■ Data in this exercise:

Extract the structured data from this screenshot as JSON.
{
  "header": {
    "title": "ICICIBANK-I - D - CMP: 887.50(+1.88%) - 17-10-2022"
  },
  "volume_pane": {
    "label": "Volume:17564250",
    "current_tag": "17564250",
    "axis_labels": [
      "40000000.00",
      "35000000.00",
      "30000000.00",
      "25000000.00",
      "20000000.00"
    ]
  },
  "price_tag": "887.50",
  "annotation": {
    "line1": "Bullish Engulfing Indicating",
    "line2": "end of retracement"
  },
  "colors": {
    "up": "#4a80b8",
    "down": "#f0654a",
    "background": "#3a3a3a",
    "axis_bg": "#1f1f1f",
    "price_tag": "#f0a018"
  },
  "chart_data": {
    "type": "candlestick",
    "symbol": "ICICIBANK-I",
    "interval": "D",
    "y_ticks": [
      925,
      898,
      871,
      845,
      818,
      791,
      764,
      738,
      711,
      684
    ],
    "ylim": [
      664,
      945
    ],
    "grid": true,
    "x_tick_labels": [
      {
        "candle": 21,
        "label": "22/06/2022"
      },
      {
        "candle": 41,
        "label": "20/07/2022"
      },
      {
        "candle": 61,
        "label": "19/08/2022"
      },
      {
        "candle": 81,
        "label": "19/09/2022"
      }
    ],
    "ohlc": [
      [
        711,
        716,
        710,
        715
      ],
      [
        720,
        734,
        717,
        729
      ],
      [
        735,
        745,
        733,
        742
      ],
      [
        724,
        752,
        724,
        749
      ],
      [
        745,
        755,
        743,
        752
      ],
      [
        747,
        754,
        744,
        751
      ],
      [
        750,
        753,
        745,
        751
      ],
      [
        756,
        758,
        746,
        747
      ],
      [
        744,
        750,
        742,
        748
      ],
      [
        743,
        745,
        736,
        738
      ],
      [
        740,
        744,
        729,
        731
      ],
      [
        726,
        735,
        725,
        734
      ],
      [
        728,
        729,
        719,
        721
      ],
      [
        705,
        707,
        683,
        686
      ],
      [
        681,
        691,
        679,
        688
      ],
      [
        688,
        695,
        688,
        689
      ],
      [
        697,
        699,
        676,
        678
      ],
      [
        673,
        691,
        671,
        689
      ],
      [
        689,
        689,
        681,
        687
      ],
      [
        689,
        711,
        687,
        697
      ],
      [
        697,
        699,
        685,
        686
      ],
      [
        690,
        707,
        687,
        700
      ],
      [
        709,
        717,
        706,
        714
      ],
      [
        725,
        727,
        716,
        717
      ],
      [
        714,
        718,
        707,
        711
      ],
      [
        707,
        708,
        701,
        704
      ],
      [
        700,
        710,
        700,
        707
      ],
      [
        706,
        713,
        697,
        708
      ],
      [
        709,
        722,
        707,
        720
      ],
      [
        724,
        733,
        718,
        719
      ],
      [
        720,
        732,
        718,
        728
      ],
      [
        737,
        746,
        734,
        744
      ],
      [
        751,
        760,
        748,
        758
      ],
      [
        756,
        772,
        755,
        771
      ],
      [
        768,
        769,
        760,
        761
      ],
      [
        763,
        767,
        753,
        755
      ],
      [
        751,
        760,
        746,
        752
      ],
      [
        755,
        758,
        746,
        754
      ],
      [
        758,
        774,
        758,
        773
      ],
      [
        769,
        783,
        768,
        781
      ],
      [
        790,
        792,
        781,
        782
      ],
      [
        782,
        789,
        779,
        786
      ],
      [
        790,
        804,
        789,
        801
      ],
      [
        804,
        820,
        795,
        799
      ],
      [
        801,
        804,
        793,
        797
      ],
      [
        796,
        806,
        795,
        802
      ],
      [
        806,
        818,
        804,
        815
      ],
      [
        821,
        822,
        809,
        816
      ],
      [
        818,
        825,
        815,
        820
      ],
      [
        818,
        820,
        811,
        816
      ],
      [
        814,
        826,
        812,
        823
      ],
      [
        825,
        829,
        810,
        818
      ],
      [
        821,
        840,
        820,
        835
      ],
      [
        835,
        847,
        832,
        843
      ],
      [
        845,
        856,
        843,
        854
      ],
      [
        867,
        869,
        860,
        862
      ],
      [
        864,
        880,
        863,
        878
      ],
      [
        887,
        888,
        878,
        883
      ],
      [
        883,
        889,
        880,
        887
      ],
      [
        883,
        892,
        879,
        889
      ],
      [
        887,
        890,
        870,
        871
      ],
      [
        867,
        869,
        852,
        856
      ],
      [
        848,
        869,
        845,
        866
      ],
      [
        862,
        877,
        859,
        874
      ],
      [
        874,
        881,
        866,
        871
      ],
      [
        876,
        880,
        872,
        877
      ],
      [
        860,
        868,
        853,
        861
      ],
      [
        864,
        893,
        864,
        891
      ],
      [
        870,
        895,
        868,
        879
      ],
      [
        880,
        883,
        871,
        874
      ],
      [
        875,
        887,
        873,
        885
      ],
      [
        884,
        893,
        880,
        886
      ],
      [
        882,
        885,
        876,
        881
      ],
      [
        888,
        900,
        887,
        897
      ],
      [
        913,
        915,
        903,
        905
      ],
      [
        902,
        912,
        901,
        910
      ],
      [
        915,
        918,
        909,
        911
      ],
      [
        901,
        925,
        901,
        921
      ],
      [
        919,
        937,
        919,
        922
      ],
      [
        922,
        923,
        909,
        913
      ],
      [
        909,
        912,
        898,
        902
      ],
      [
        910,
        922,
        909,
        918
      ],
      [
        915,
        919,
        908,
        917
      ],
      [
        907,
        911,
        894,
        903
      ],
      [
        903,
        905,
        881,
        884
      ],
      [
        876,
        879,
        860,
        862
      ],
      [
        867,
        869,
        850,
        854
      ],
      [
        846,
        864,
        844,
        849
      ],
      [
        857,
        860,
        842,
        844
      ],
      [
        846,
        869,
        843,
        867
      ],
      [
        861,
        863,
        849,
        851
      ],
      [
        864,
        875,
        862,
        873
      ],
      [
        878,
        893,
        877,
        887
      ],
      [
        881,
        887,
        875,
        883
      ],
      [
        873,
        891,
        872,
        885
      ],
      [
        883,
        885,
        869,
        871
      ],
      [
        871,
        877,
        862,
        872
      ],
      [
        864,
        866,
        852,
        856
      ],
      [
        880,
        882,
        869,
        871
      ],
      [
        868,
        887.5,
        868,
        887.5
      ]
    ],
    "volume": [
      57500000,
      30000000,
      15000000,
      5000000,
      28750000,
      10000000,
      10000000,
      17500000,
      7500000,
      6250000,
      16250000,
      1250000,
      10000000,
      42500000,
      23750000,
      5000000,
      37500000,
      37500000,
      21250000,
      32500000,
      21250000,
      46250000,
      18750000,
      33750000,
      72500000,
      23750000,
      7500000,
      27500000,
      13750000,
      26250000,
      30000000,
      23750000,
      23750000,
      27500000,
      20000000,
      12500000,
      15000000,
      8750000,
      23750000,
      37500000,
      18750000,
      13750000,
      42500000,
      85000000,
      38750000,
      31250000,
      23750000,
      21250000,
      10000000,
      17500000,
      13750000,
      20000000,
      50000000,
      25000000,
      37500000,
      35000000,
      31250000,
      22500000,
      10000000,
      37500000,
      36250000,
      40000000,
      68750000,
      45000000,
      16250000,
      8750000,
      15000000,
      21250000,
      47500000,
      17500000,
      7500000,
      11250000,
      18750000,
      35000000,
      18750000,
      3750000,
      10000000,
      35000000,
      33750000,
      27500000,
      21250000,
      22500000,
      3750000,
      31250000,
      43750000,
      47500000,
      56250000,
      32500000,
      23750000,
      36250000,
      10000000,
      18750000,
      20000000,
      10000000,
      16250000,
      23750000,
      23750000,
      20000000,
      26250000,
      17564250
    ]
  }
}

■ Required task: What do the records say? Quote them all exactly.

■ Completed exercise:
Extract the structured data from this screenshot as JSON.
{
  "header": {
    "title": "ICICIBANK-I - D - CMP: 887.50(+1.88%) - 17-10-2022"
  },
  "volume_pane": {
    "label": "Volume:17564250",
    "current_tag": "17564250",
    "axis_labels": [
      "40000000.00",
      "35000000.00",
      "30000000.00",
      "25000000.00",
      "20000000.00"
    ]
  },
  "price_tag": "887.50",
  "annotation": {
    "line1": "Bullish Engulfing Indicating",
    "line2": "end of retracement"
  },
  "colors": {
    "up": "#4a80b8",
    "down": "#f0654a",
    "background": "#3a3a3a",
    "axis_bg": "#1f1f1f",
    "price_tag": "#f0a018"
  },
  "chart_data": {
    "type": "candlestick",
    "symbol": "ICICIBANK-I",
    "interval": "D",
    "y_ticks": [
      925,
      898,
      871,
      845,
      818,
      791,
      764,
      738,
      711,
      684
    ],
    "ylim": [
      664,
      945
    ],
    "grid": true,
    "x_tick_labels": [
      {
        "candle": 21,
        "label": "22/06/2022"
      },
      {
        "candle": 41,
        "label": "20/07/2022"
      },
      {
        "candle": 61,
        "label": "19/08/2022"
      },
      {
        "candle": 81,
        "label": "19/09/2022"
      }
    ],
    "ohlc": [
      [
        711,
        716,
        710,
        715
      ],
      [
        720,
        734,
        717,
        729
      ],
      [
        735,
        745,
        733,
        742
      ],
      [
        724,
        752,
        724,
        749
      ],
      [
        745,
        755,
        743,
        752
      ],
      [
        747,
        754,
        744,
        751
      ],
      [
        750,
        753,
        745,
        751
      ],
      [
        756,
        758,
        746,
        747
      ],
      [
        744,
        750,
        742,
        748
      ],
      [
        743,
        745,
        736,
        738
      ],
      [
        740,
        744,
        729,
        731
      ],
      [
        726,
        735,
        725,
        734
      ],
      [
        728,
        729,
        719,
        721
      ],
      [
        705,
        707,
        683,
        686
      ],
      [
        681,
        691,
        679,
        688
      ],
      [
        688,
        695,
        688,
        689
      ],
      [
        697,
        699,
        676,
        678
      ],
      [
        673,
        691,
        671,
        689
      ],
      [
        689,
        689,
        681,
        687
      ],
      [
        689,
        711,
        687,
        697
      ],
      [
        697,
        699,
        685,
        686
      ],
      [
        690,
        707,
        687,
        700
      ],
      [
        709,
        717,
        706,
        714
      ],
      [
        725,
        727,
        716,
        717
      ],
      [
        714,
        718,
        707,
        711
      ],
      [
        707,
        708,
        701,
        704
      ],
      [
        700,
        710,
        700,
        707
      ],
      [
        706,
        713,
        697,
        708
      ],
      [
        709,
        722,
        707,
        720
      ],
      [
        724,
        733,
        718,
        719
      ],
      [
        720,
        732,
        718,
        728
      ],
      [
        737,
        746,
        734,
        744
      ],
      [
        751,
        760,
        748,
        758
      ],
      [
        756,
        772,
        755,
        771
      ],
      [
        768,
        769,
        760,
        761
      ],
      [
        763,
        767,
        753,
        755
      ],
      [
        751,
        760,
        746,
        752
      ],
      [
        755,
        758,
        746,
        754
      ],
      [
        758,
        774,
        758,
        773
      ],
      [
        769,
        783,
        768,
        781
      ],
      [
        790,
        792,
        781,
        782
      ],
      [
        782,
        789,
        779,
        786
      ],
      [
        790,
        804,
        789,
        801
      ],
      [
        804,
        820,
        795,
        799
      ],
      [
        801,
        804,
        793,
        797
      ],
      [
        796,
        806,
        795,
        802
      ],
      [
        806,
        818,
        804,
        815
      ],
      [
        821,
        822,
        809,
        816
      ],
      [
        818,
        825,
        815,
        820
      ],
      [
        818,
        820,
        811,
        816
      ],
      [
        814,
        826,
        812,
        823
      ],
      [
        825,
        829,
        810,
        818
      ],
      [
        821,
        840,
        820,
        835
      ],
      [
        835,
        847,
        832,
        843
      ],
      [
        845,
        856,
        843,
        854
      ],
      [
        867,
        869,
        860,
        862
      ],
      [
        864,
        880,
        863,
        878
      ],
      [
        887,
        888,
        878,
        883
      ],
      [
        883,
        889,
        880,
        887
      ],
      [
        883,
        892,
        879,
        889
      ],
      [
        887,
        890,
        870,
        871
      ],
      [
        867,
        869,
        852,
        856
      ],
      [
        848,
        869,
        845,
        866
      ],
      [
        862,
        877,
        859,
        874
      ],
      [
        874,
        881,
        866,
        871
      ],
      [
        876,
        880,
        872,
        877
      ],
      [
        860,
        868,
        853,
        861
      ],
      [
        864,
        893,
        864,
        891
      ],
      [
        870,
        895,
        868,
        879
      ],
      [
        880,
        883,
        871,
        874
      ],
      [
        875,
        887,
        873,
        885
      ],
      [
        884,
        893,
        880,
        886
      ],
      [
        882,
        885,
        876,
        881
      ],
      [
        888,
        900,
        887,
        897
      ],
      [
        913,
        915,
        903,
        905
      ],
      [
        902,
        912,
        901,
        910
      ],
      [
        915,
        918,
        909,
        911
      ],
      [
        901,
        925,
        901,
        921
      ],
      [
        919,
        937,
        919,
        922
      ],
      [
        922,
        923,
        909,
        913
      ],
      [
        909,
        912,
        898,
        902
      ],
      [
        910,
        922,
        909,
        918
      ],
      [
        915,
        919,
        908,
        917
      ],
      [
        907,
        911,
        894,
        903
      ],
      [
        903,
        905,
        881,
        884
      ],
      [
        876,
        879,
        860,
        862
      ],
      [
        867,
        869,
        850,
        854
      ],
      [
        846,
        864,
        844,
        849
      ],
      [
        857,
        860,
        842,
        844
      ],
      [
        846,
        869,
        843,
        867
      ],
      [
        861,
        863,
        849,
        851
      ],
      [
        864,
        875,
        862,
        873
      ],
      [
        878,
        893,
        877,
        887
      ],
      [
        881,
        887,
        875,
        883
      ],
      [
        873,
        891,
        872,
        885
      ],
      [
        883,
        885,
        869,
        871
      ],
      [
        871,
        877,
        862,
        872
      ],
      [
        864,
        866,
        852,
        856
      ],
      [
        880,
        882,
        869,
        871
      ],
      [
        868,
        887.5,
        868,
        887.5
      ]
    ],
    "volume": [
      57500000,
      30000000,
      15000000,
      5000000,
      28750000,
      10000000,
      10000000,
      17500000,
      7500000,
      6250000,
      16250000,
      1250000,
      10000000,
      42500000,
      23750000,
      5000000,
      37500000,
      37500000,
      21250000,
      32500000,
      21250000,
      46250000,
      18750000,
      33750000,
      72500000,
      23750000,
      7500000,
      27500000,
      13750000,
      26250000,
      30000000,
      23750000,
      23750000,
      27500000,
      20000000,
      12500000,
      15000000,
      8750000,
      23750000,
      37500000,
      18750000,
      13750000,
      42500000,
      85000000,
      38750000,
      31250000,
      23750000,
      21250000,
      10000000,
      17500000,
      13750000,
      20000000,
      50000000,
      25000000,
      37500000,
      35000000,
      31250000,
      22500000,
      10000000,
      37500000,
      36250000,
      40000000,
      68750000,
      45000000,
      16250000,
      8750000,
      15000000,
      21250000,
      47500000,
      17500000,
      7500000,
      11250000,
      18750000,
      35000000,
      18750000,
      3750000,
      10000000,
      35000000,
      33750000,
      27500000,
      21250000,
      22500000,
      3750000,
      31250000,
      43750000,
      47500000,
      56250000,
      32500000,
      23750000,
      36250000,
      10000000,
      18750000,
      20000000,
      10000000,
      16250000,
      23750000,
      23750000,
      20000000,
      26250000,
      17564250
    ]
  }
}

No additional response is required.